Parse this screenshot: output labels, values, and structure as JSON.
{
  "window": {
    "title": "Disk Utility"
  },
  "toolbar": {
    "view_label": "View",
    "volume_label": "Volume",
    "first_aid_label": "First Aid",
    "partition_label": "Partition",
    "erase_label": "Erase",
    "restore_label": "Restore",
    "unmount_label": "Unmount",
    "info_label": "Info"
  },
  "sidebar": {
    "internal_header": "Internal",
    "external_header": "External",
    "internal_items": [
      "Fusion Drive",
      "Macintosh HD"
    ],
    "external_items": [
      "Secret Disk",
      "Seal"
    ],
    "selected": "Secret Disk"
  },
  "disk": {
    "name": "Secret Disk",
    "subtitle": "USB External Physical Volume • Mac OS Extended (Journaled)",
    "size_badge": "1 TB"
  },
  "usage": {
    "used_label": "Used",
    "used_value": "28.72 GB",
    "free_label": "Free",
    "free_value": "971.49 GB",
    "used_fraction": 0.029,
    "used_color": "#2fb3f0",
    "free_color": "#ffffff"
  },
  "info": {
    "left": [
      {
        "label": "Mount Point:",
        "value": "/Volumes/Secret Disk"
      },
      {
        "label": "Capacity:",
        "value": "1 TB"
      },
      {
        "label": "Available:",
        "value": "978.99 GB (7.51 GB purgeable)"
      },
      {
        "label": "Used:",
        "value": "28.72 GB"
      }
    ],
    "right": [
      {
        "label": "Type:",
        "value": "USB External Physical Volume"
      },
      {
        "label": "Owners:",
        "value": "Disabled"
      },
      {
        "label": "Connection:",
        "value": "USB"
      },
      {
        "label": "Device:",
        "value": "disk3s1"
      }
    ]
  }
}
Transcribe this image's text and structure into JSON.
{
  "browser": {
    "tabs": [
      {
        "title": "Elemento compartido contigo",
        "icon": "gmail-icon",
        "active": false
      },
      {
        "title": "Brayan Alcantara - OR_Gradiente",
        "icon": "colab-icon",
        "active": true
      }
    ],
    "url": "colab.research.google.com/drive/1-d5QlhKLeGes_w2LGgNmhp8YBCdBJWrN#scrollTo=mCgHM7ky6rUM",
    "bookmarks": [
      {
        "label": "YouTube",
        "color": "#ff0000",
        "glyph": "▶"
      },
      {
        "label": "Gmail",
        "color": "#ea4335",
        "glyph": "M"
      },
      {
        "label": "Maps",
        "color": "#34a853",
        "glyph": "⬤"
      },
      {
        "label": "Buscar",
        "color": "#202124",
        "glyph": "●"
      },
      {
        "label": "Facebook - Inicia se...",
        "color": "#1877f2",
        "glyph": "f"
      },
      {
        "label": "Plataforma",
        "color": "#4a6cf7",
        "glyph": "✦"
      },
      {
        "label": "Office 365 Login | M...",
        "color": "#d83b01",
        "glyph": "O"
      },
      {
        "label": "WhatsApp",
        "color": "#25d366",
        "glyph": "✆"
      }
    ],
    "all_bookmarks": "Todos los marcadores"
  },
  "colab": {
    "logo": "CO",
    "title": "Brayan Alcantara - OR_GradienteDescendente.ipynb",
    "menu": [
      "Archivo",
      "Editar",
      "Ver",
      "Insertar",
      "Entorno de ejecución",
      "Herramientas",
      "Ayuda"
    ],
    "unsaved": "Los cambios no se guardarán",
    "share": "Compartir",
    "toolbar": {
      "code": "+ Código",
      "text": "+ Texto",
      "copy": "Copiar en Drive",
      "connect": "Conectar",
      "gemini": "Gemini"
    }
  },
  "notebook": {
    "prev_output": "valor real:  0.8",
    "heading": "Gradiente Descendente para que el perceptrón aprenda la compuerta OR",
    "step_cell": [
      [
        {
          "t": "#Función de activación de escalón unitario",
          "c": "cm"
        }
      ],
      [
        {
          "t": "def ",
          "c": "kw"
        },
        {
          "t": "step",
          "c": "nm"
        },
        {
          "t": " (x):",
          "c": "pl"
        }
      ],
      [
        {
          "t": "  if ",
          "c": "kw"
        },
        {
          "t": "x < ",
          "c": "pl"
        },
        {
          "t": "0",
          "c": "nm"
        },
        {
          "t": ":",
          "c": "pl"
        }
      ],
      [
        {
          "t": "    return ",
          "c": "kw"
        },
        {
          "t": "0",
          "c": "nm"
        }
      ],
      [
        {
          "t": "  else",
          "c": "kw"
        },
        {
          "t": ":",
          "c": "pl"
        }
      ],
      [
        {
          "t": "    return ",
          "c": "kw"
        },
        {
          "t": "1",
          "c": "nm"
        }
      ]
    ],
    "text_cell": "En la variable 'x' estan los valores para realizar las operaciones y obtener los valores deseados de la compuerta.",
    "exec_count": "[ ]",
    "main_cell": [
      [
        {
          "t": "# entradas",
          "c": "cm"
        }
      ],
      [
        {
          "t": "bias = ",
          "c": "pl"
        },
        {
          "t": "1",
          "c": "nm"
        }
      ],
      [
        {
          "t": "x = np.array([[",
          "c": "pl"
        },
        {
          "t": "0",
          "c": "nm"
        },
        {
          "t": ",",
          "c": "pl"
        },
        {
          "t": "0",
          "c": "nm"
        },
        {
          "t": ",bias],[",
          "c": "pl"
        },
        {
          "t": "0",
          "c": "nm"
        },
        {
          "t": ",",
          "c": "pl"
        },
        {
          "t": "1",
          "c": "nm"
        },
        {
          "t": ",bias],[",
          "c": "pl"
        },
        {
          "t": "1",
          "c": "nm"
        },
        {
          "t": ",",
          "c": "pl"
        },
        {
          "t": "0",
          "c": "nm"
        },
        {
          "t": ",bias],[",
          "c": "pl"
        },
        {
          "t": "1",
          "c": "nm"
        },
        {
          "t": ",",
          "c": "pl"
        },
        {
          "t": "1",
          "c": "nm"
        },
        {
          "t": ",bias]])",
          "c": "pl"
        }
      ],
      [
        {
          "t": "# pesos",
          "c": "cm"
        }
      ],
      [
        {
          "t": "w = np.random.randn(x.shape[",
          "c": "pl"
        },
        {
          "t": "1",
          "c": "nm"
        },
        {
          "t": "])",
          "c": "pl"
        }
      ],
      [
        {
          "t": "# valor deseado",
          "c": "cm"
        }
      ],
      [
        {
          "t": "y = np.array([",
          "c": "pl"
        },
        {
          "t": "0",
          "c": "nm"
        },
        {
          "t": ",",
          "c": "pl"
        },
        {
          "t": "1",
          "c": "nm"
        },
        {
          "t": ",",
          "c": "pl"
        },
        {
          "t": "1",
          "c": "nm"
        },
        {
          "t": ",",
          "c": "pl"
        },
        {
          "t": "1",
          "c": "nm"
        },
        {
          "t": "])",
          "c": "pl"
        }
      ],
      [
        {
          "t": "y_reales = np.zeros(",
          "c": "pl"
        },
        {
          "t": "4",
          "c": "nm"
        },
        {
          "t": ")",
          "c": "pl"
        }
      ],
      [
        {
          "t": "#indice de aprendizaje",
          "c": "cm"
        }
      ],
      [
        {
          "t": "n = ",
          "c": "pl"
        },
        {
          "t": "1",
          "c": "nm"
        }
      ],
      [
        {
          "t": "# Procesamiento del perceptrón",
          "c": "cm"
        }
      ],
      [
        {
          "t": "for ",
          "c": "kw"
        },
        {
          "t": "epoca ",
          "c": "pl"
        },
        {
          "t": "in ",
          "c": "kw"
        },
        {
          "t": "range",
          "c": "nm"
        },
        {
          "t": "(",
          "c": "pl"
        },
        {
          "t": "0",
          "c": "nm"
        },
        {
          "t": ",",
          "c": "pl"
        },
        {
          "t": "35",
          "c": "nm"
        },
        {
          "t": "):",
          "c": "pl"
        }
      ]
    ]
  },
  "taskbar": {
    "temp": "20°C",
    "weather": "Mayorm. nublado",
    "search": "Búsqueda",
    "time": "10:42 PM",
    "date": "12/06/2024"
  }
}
--*--
In the entries above, find lines with "this" and copy each.

# Exercise response
Parse this screenshot: output labels, values, and structure as JSON.
Transcribe this image's text and structure into JSON.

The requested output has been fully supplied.